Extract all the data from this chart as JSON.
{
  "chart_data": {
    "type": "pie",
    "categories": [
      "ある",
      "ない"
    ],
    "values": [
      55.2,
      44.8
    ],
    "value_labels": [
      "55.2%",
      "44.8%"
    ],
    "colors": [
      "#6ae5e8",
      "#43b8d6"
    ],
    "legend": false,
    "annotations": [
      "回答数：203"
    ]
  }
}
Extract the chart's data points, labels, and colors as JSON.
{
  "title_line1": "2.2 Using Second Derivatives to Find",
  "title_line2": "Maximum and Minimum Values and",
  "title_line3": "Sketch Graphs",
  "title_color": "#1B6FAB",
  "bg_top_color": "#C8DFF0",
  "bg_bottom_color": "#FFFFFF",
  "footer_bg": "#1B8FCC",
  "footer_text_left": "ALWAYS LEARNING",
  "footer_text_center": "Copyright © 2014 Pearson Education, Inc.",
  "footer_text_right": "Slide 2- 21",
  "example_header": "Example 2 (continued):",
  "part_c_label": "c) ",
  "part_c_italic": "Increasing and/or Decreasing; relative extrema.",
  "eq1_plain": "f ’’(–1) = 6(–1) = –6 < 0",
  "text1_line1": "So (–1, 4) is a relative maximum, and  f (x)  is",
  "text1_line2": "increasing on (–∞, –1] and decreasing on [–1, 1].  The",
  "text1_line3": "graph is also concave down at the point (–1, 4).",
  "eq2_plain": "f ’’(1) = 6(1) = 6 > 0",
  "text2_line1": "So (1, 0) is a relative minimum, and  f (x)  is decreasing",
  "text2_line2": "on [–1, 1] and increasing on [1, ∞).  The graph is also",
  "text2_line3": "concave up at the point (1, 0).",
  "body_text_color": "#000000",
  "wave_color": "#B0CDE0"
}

== WORK INSTRUCTIONS ==
Write out the full listing exactly as given.

== WRITTEN REPLY ==
Extract all the data from this chart as JSON.
{
  "chart_data": {
    "type": "pie",
    "categories": [
      "ある",
      "ない"
    ],
    "values": [
      55.2,
      44.8
    ],
    "value_labels": [
      "55.2%",
      "44.8%"
    ],
    "colors": [
      "#6ae5e8",
      "#43b8d6"
    ],
    "legend": false,
    "annotations": [
      "回答数：203"
    ]
  }
}
Extract the chart's data points, labels, and colors as JSON.
{
  "title_line1": "2.2 Using Second Derivatives to Find",
  "title_line2": "Maximum and Minimum Values and",
  "title_line3": "Sketch Graphs",
  "title_color": "#1B6FAB",
  "bg_top_color": "#C8DFF0",
  "bg_bottom_color": "#FFFFFF",
  "footer_bg": "#1B8FCC",
  "footer_text_left": "ALWAYS LEARNING",
  "footer_text_center": "Copyright © 2014 Pearson Education, Inc.",
  "footer_text_right": "Slide 2- 21",
  "example_header": "Example 2 (continued):",
  "part_c_label": "c) ",
  "part_c_italic": "Increasing and/or Decreasing; relative extrema.",
  "eq1_plain": "f ’’(–1) = 6(–1) = –6 < 0",
  "text1_line1": "So (–1, 4) is a relative maximum, and  f (x)  is",
  "text1_line2": "increasing on (–∞, –1] and decreasing on [–1, 1].  The",
  "text1_line3": "graph is also concave down at the point (–1, 4).",
  "eq2_plain": "f ’’(1) = 6(1) = 6 > 0",
  "text2_line1": "So (1, 0) is a relative minimum, and  f (x)  is decreasing",
  "text2_line2": "on [–1, 1] and increasing on [1, ∞).  The graph is also",
  "text2_line3": "concave up at the point (1, 0).",
  "body_text_color": "#000000",
  "wave_color": "#B0CDE0"
}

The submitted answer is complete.